Identify and reproduce every line holding the string "espérance".

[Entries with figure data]
◇ ◇ ◇ ◇ ◇ ◇ ◇

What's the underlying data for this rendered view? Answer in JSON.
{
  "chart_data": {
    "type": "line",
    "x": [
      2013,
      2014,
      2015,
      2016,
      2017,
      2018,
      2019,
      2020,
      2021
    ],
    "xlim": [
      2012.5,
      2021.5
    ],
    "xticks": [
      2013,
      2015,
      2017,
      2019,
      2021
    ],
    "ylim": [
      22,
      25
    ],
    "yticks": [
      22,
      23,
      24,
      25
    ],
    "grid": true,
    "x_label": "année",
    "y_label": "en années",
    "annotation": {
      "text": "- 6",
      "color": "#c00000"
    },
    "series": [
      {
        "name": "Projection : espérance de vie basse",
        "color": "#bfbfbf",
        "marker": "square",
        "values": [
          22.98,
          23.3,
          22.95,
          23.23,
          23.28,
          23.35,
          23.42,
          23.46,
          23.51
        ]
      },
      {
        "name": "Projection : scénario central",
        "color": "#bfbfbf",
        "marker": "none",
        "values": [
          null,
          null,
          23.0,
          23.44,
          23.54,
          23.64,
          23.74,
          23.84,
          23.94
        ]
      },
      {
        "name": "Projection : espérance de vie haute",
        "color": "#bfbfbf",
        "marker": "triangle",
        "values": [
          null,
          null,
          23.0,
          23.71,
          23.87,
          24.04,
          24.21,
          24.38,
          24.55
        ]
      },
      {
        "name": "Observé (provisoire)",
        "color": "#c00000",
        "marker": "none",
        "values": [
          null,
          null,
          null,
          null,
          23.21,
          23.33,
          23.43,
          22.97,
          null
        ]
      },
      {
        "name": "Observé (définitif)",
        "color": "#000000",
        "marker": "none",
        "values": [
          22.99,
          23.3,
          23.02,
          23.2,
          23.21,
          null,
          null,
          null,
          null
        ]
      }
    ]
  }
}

◇ ◇ ◇ ◇ ◇ ◇ ◇

### TASK ANSWER
        "name": "Projection : espérance de vie basse",
        "name": "Projection : espérance de vie haute",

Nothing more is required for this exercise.